- [Record list]:
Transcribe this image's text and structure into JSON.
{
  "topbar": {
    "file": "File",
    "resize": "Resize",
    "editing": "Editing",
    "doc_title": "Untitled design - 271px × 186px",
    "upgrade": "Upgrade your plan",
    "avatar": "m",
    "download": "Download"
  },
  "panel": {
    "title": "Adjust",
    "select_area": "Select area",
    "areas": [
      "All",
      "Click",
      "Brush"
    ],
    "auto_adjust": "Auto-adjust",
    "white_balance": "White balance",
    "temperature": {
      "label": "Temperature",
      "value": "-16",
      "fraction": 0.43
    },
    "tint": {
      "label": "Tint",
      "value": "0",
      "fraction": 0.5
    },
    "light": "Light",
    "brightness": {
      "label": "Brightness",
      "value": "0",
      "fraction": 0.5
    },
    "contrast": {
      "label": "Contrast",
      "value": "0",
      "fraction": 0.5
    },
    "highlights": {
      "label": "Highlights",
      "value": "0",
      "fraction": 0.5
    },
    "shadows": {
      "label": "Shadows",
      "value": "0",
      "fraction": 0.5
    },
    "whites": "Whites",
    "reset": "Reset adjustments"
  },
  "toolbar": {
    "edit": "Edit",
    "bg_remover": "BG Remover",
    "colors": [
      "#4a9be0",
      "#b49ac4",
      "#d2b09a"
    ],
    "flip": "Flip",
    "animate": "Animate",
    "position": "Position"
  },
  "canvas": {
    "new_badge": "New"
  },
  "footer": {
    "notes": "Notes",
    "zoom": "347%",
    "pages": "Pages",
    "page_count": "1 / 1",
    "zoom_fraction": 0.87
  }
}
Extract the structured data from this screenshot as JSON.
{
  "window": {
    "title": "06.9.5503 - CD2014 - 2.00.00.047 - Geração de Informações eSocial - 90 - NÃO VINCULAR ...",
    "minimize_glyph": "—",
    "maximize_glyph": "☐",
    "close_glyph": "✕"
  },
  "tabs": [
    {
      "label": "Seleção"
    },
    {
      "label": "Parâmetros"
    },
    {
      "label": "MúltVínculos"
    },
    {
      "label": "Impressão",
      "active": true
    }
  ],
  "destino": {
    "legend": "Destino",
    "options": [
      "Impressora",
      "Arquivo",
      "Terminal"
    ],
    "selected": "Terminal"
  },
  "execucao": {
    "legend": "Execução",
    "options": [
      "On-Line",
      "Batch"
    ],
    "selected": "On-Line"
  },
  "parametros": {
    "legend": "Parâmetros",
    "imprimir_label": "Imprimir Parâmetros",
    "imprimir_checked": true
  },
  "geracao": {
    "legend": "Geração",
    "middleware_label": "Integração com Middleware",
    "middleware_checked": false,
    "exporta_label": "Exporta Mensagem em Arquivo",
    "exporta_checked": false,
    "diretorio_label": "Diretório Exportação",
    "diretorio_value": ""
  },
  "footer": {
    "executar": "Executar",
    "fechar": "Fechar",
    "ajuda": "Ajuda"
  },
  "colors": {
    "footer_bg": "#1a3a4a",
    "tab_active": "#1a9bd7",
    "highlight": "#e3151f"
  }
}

- [Your goal]:
Look through the listing above and count the lines where the string "Geração" appears. Report the number only.

- [Full answer]:
2